**Text passage:**
☆ ☆ ☆ ☆ ☆

= Vera Schlosser =

Vera Schlosser (25 July 1929 – 22 November 2018) was a German operatic soprano. She made her career in Germany and Switzerland, with guest appearances at opera houses in Italy, including La Scala, Milan.

==Life and career==
Schlosser was born on 25 July 1929 in Karlovy Vary. She studied in Regensburg, Munich and Wiesbaden. She joined the opera company at the Theater Regensburg (1947–1953), first as a member of the chorus and then in small roles. In 1951 she sang in the chorus at the Bayreuth Festival. From there she moved to the Hessisches Staatstheater, Wiesbaden (1953–1957); and the Stadttheater/Opernhaus, Zürich (1957–1969). She made numerous guest appearances at other opera houses, including those in Basel, Bologna, Düsseldorf, Frankfurt, Hamburg, Lisbon, Milan (La Scala), Munich (Bayerische Staatsoper), Rome (Teatro dell'Opera), and Stuttgart.

☆ ☆ ☆ ☆ ☆

**Source material:**
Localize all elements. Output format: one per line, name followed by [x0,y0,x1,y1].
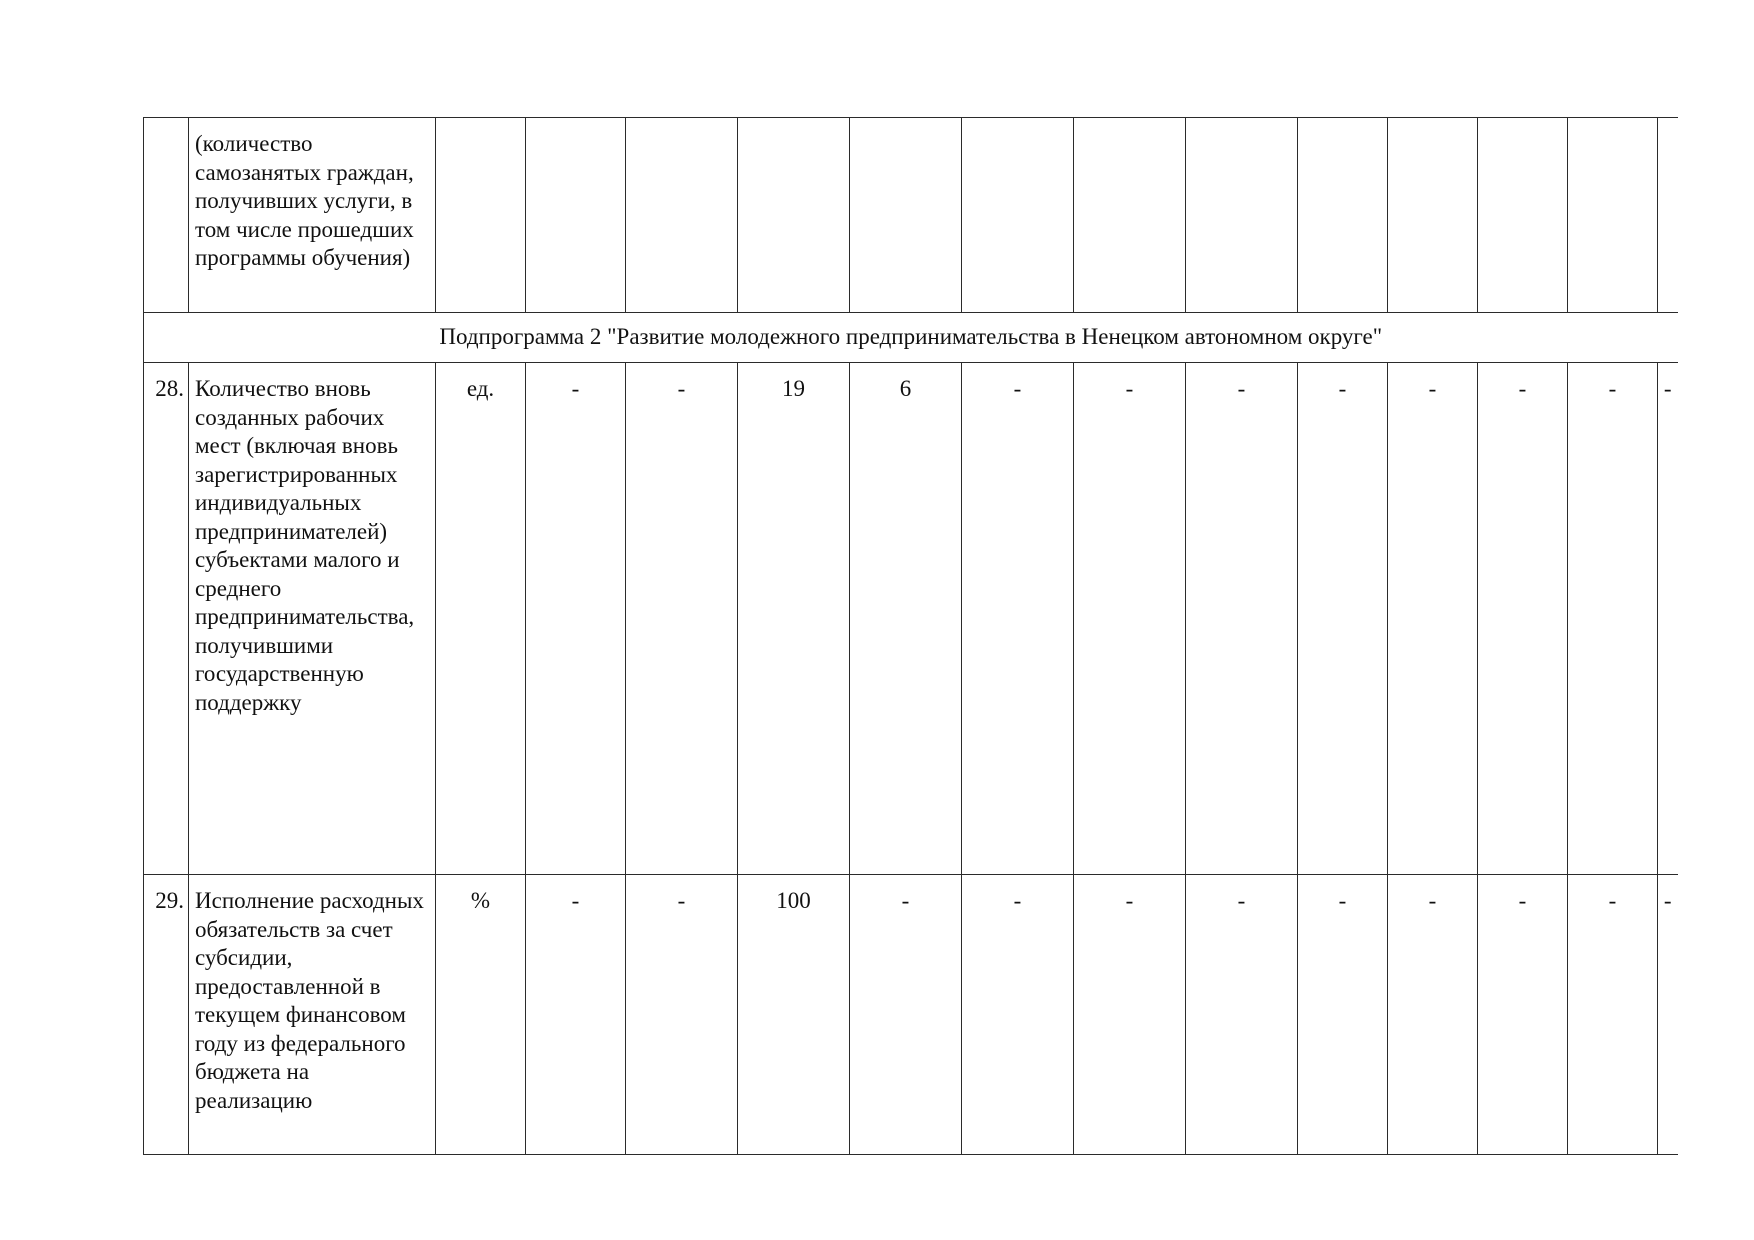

☆ ☆ ☆ ☆ ☆

**Your objective:** Condense the paragraph in the Vera Schlosser article that begins "Schlosser was born on 25 July 1929" into a short bulleted list of its main facts.

**Problem solution:**
- Born 25 July 1929 in Karlovy Vary
- Studied in Regensburg, Munich and Wiesbaden
- Theater Regensburg (1947–1953): chorus member, then small roles
- Sang in the Bayreuth Festival chorus in 1951
- Hessisches Staatstheater, Wiesbaden (1953–1957)
- Stadttheater/Opernhaus, Zürich (1957–1969)
- Many guest appearances, including Basel, Bologna, Düsseldorf, Frankfurt, Hamburg, Lisbon, Milan (La Scala), Munich (Bayerische Staatsoper), Rome (Teatro dell'Opera) and Stuttgart